## Items from a data source
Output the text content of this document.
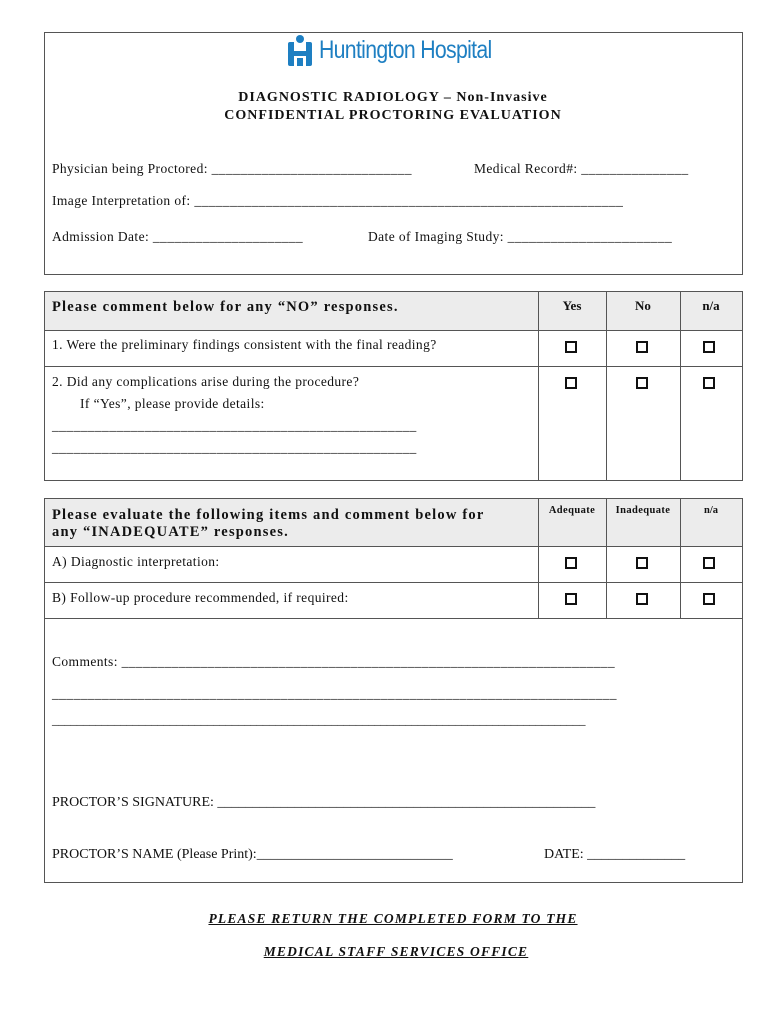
Huntington Hospital
DIAGNOSTIC RADIOLOGY – Non-Invasive
CONFIDENTIAL PROCTORING EVALUATION
Physician being Proctored: ____________________________	Medical Record#: _______________
Image Interpretation of: ____________________________________________________________
Admission Date: _____________________	Date of Imaging Study: _______________________
Please comment below for any “NO” responses.	Yes	No	n/a
1. Were the preliminary findings consistent with the final reading?
2. Did any complications arise during the procedure?
If “Yes”, please provide details:
___________________________________________________
___________________________________________________
Please evaluate the following items and comment below for
any “INADEQUATE” responses.
Adequate	Inadequate	n/a
A) Diagnostic interpretation:
B) Follow-up procedure recommended, if required:
Comments: _____________________________________________________________________
_______________________________________________________________________________
______________________________________________________________________________________
PROCTOR’S SIGNATURE: ______________________________________________________
PROCTOR’S NAME (Please Print):____________________________	DATE: ______________
PLEASE RETURN THE COMPLETED FORM TO THE
MEDICAL STAFF SERVICES OFFICE
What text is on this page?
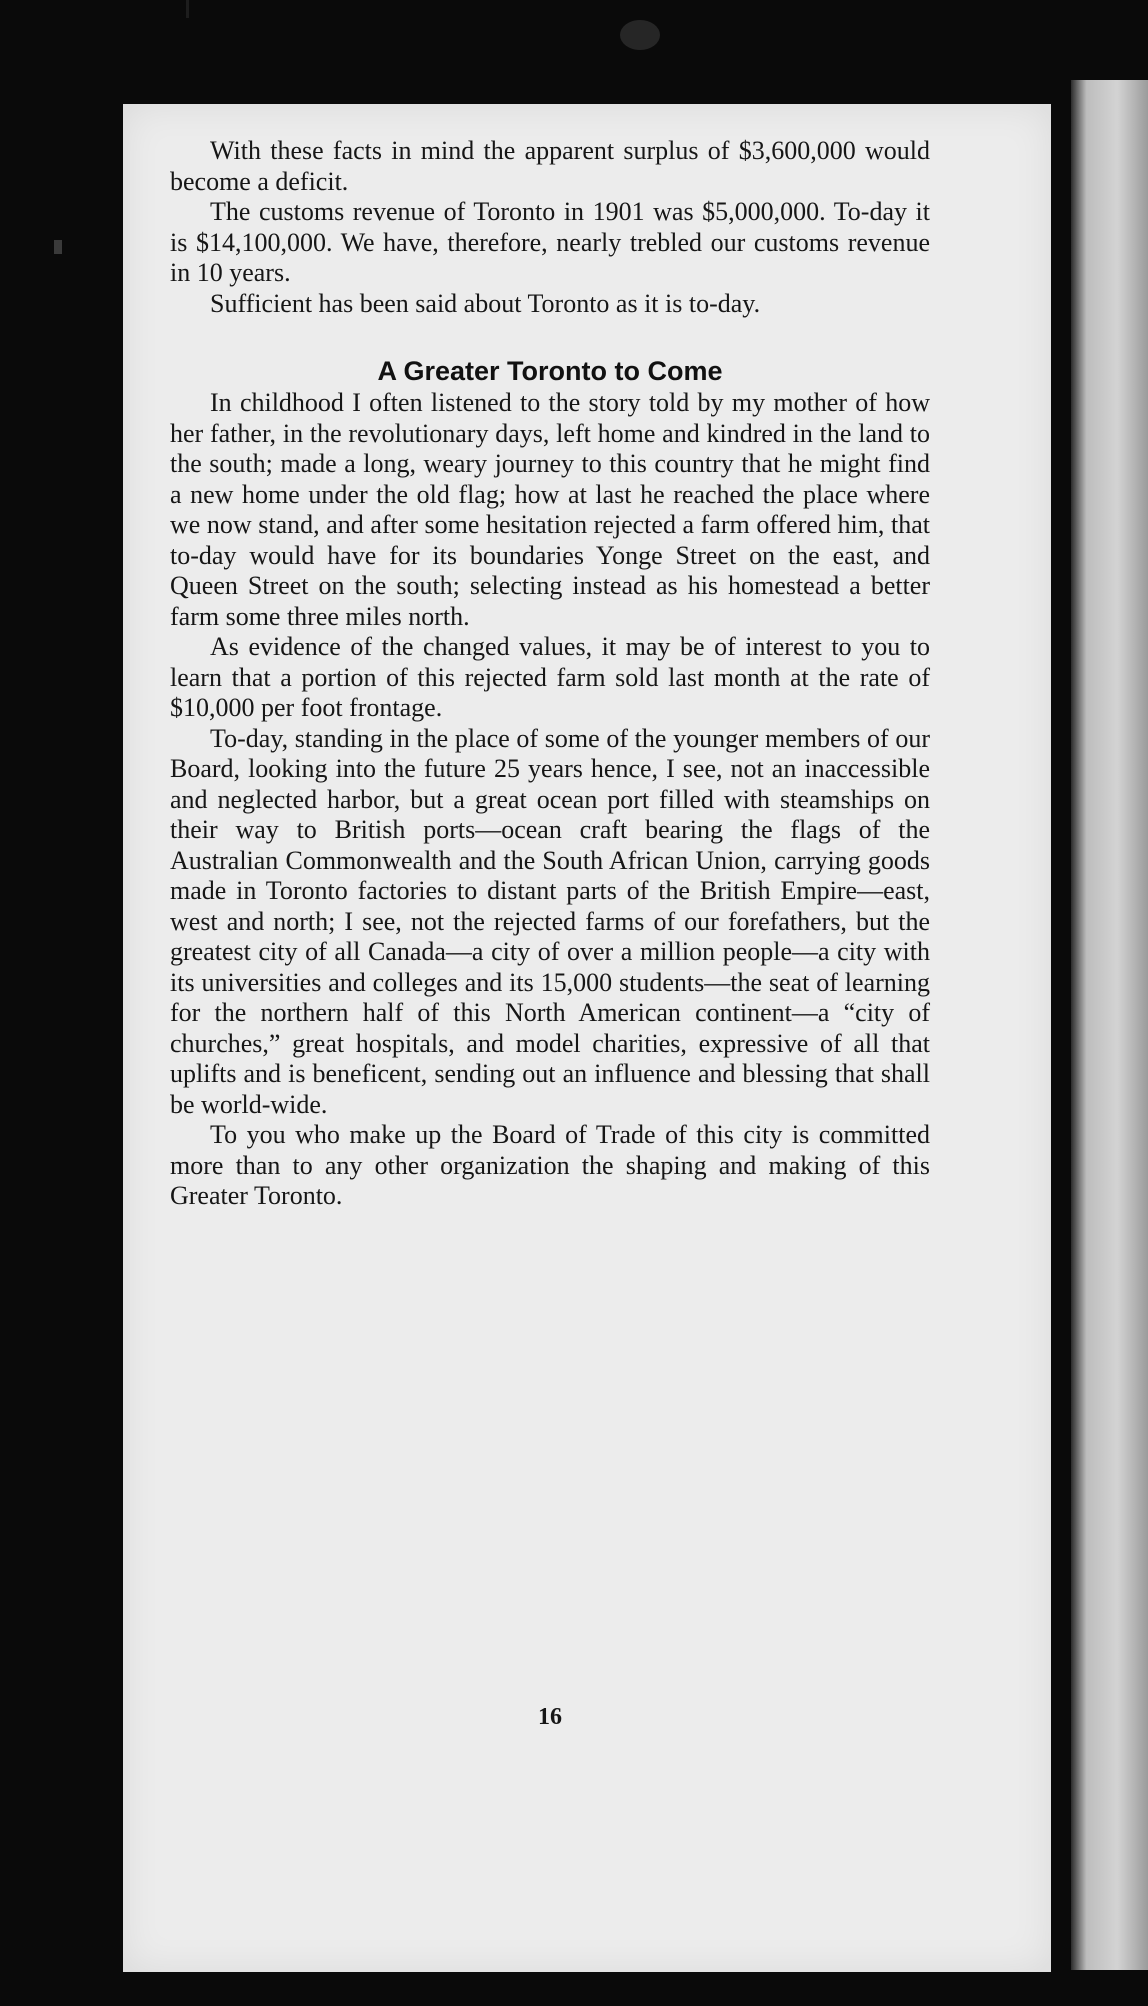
With these facts in mind the apparent surplus of $3,600,000 would become a deficit.

The customs revenue of Toronto in 1901 was $5,000,000. To-day it is $14,100,000. We have, therefore, nearly trebled our customs revenue in 10 years.

Sufficient has been said about Toronto as it is to-day.

A Greater Toronto to Come

In childhood I often listened to the story told by my mother of how her father, in the revolutionary days, left home and kindred in the land to the south; made a long, weary journey to this country that he might find a new home under the old flag; how at last he reached the place where we now stand, and after some hesitation rejected a farm offered him, that to-day would have for its boundaries Yonge Street on the east, and Queen Street on the south; selecting instead as his homestead a better farm some three miles north.

As evidence of the changed values, it may be of interest to you to learn that a portion of this rejected farm sold last month at the rate of $10,000 per foot frontage.

To-day, standing in the place of some of the younger members of our Board, looking into the future 25 years hence, I see, not an inaccessible and neglected harbor, but a great ocean port filled with steamships on their way to British ports—ocean craft bearing the flags of the Australian Commonwealth and the South African Union, carrying goods made in Toronto factories to distant parts of the British Empire—east, west and north; I see, not the rejected farms of our forefathers, but the greatest city of all Canada—a city of over a million people—a city with its universities and colleges and its 15,000 students—the seat of learning for the northern half of this North American continent—a “city of churches,” great hospitals, and model charities, expressive of all that uplifts and is beneficent, sending out an influence and blessing that shall be world-wide.

To you who make up the Board of Trade of this city is committed more than to any other organization the shaping and making of this Greater Toronto.

16
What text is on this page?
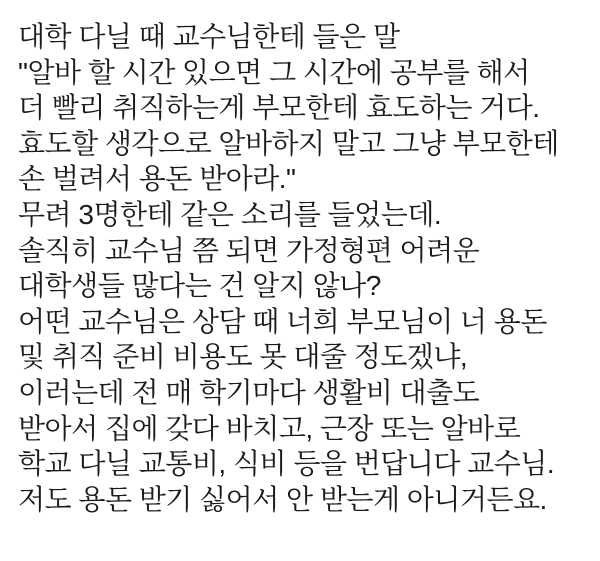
대학 다닐 때 교수님한테 들은 말

"알바 할 시간 있으면 그 시간에 공부를 해서

더 빨리 취직하는게 부모한테 효도하는 거다.

효도할 생각으로 알바하지 말고 그냥 부모한테

손 벌려서 용돈 받아라."

무려 3명한테 같은 소리를 들었는데.

솔직히 교수님 쯤 되면 가정형편 어려운

대학생들 많다는 건 알지 않나?

어떤 교수님은 상담 때 너희 부모님이 너 용돈

및 취직 준비 비용도 못 대줄 정도겠냐,

이러는데 전 매 학기마다 생활비 대출도

받아서 집에 갖다 바치고, 근장 또는 알바로

학교 다닐 교통비, 식비 등을 번답니다 교수님.

저도 용돈 받기 싫어서 안 받는게 아니거든요.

## WORK TO COMPLETE
Omit every picture, then reproduce the rest of the listing exactly.

## WRITTEN ANSWER
Output the text content of this document.
Huntington Hospital
DIAGNOSTIC RADIOLOGY – Non-Invasive
CONFIDENTIAL PROCTORING EVALUATION
Physician being Proctored: ____________________________	Medical Record#: _______________
Image Interpretation of: ____________________________________________________________
Admission Date: _____________________	Date of Imaging Study: _______________________
Please comment below for any “NO” responses.	Yes	No	n/a
1. Were the preliminary findings consistent with the final reading?
2. Did any complications arise during the procedure?
If “Yes”, please provide details:
___________________________________________________
___________________________________________________
Please evaluate the following items and comment below for
any “INADEQUATE” responses.
Adequate	Inadequate	n/a
A) Diagnostic interpretation:
B) Follow-up procedure recommended, if required:
Comments: _____________________________________________________________________
_______________________________________________________________________________
______________________________________________________________________________________
PROCTOR’S SIGNATURE: ______________________________________________________
PROCTOR’S NAME (Please Print):____________________________	DATE: ______________
PLEASE RETURN THE COMPLETED FORM TO THE
MEDICAL STAFF SERVICES OFFICE
What text is on this page?
With these facts in mind the apparent surplus of $3,600,000 would become a deficit.

The customs revenue of Toronto in 1901 was $5,000,000. To-day it is $14,100,000. We have, therefore, nearly trebled our customs revenue in 10 years.

Sufficient has been said about Toronto as it is to-day.

A Greater Toronto to Come

In childhood I often listened to the story told by my mother of how her father, in the revolutionary days, left home and kindred in the land to the south; made a long, weary journey to this country that he might find a new home under the old flag; how at last he reached the place where we now stand, and after some hesitation rejected a farm offered him, that to-day would have for its boundaries Yonge Street on the east, and Queen Street on the south; selecting instead as his homestead a better farm some three miles north.

As evidence of the changed values, it may be of interest to you to learn that a portion of this rejected farm sold last month at the rate of $10,000 per foot frontage.

To-day, standing in the place of some of the younger members of our Board, looking into the future 25 years hence, I see, not an inaccessible and neglected harbor, but a great ocean port filled with steamships on their way to British ports—ocean craft bearing the flags of the Australian Commonwealth and the South African Union, carrying goods made in Toronto factories to distant parts of the British Empire—east, west and north; I see, not the rejected farms of our forefathers, but the greatest city of all Canada—a city of over a million people—a city with its universities and colleges and its 15,000 students—the seat of learning for the northern half of this North American continent—a “city of churches,” great hospitals, and model charities, expressive of all that uplifts and is beneficent, sending out an influence and blessing that shall be world-wide.

To you who make up the Board of Trade of this city is committed more than to any other organization the shaping and making of this Greater Toronto.

16
What text is on this page?
대학 다닐 때 교수님한테 들은 말

"알바 할 시간 있으면 그 시간에 공부를 해서

더 빨리 취직하는게 부모한테 효도하는 거다.

효도할 생각으로 알바하지 말고 그냥 부모한테

손 벌려서 용돈 받아라."

무려 3명한테 같은 소리를 들었는데.

솔직히 교수님 쯤 되면 가정형편 어려운

대학생들 많다는 건 알지 않나?

어떤 교수님은 상담 때 너희 부모님이 너 용돈

및 취직 준비 비용도 못 대줄 정도겠냐,

이러는데 전 매 학기마다 생활비 대출도

받아서 집에 갖다 바치고, 근장 또는 알바로

학교 다닐 교통비, 식비 등을 번답니다 교수님.

저도 용돈 받기 싫어서 안 받는게 아니거든요.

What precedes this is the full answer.